What to work on —
Find the string "badge" in the entries and copy each line that has it.

=-=-=-=-=

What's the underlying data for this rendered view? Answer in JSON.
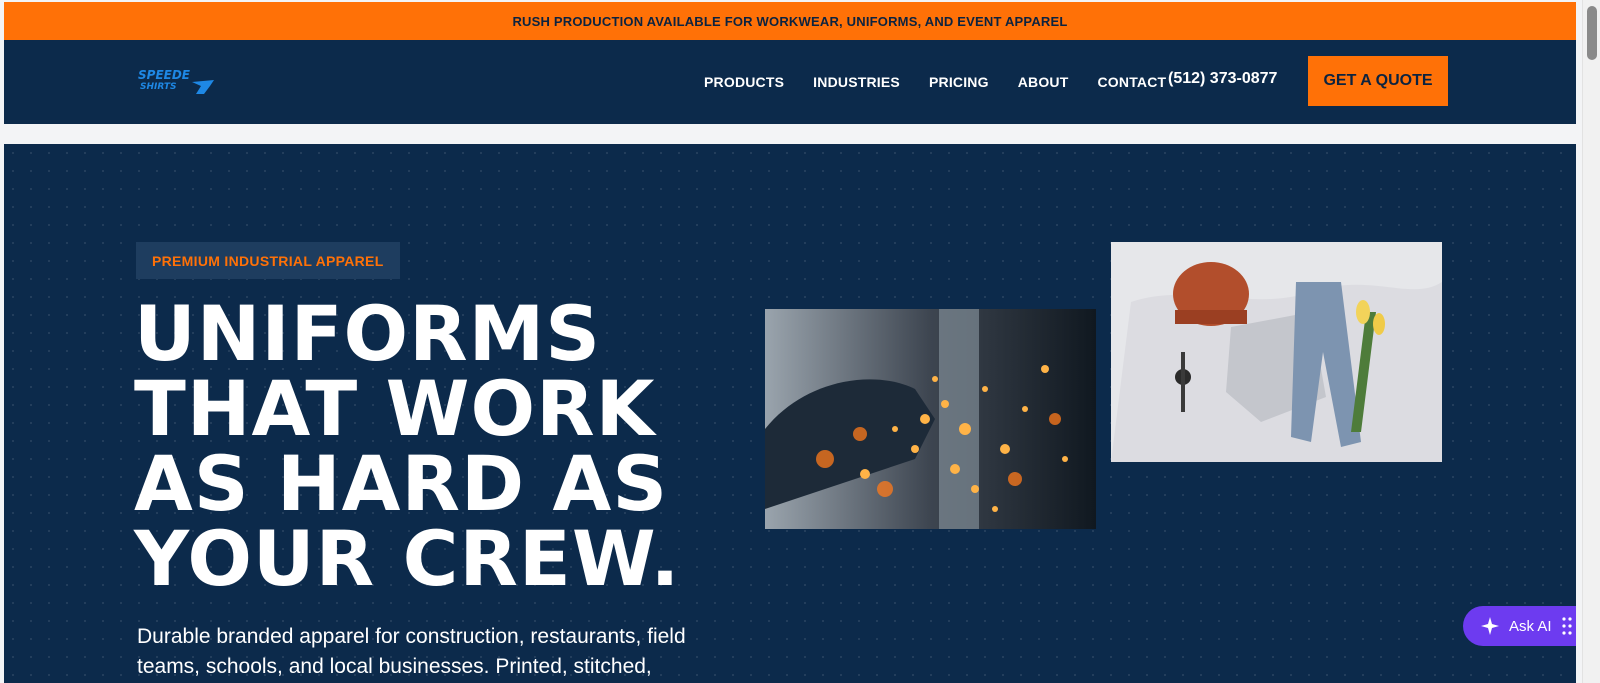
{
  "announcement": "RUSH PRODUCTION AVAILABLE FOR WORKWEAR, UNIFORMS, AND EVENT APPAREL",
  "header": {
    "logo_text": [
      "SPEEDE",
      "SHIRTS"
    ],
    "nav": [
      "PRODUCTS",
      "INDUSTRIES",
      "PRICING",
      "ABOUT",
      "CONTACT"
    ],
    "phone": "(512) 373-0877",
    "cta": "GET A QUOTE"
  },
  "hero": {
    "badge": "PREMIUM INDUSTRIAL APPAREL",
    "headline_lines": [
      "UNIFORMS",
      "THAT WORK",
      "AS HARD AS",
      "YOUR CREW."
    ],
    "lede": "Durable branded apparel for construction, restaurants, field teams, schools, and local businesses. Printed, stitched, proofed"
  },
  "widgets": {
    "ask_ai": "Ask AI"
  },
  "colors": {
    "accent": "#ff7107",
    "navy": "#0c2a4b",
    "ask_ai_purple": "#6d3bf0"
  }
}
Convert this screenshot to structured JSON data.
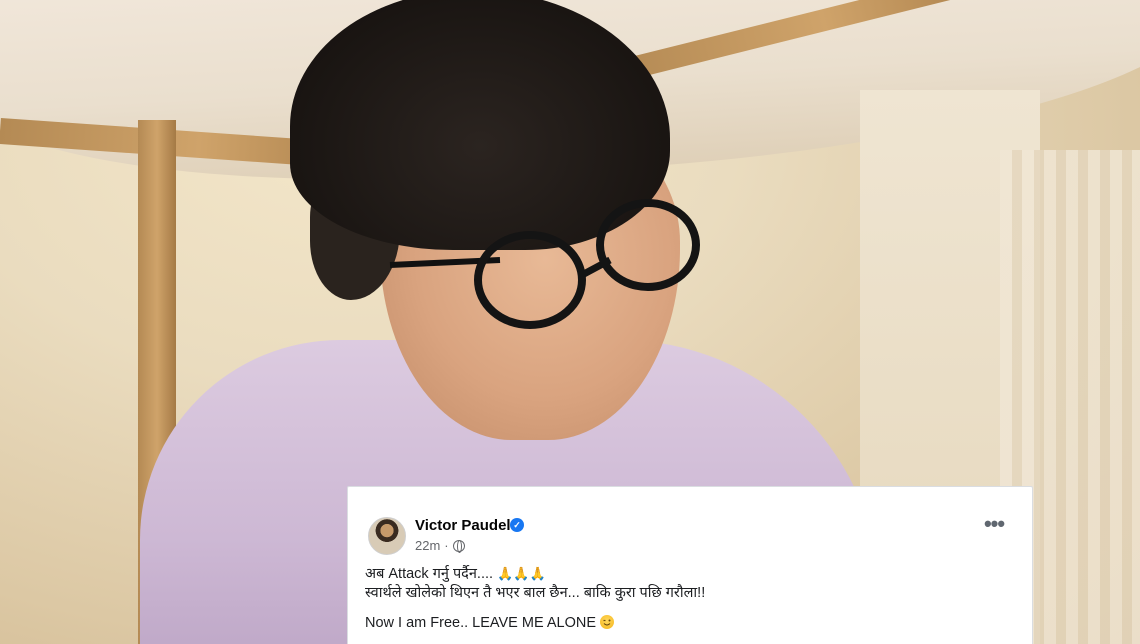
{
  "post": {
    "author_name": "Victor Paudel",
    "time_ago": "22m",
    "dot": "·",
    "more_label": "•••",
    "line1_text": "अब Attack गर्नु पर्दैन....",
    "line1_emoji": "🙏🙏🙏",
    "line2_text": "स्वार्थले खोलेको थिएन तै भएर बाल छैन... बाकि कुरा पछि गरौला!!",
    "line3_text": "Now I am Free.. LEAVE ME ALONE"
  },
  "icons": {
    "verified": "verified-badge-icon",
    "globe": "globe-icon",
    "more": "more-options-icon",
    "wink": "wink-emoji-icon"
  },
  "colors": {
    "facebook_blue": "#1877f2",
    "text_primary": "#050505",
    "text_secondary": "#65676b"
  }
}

=-=-=-=-=

Solution to the problem —
    "badge": "PREMIUM INDUSTRIAL APPAREL",
    "verified": "verified-badge-icon",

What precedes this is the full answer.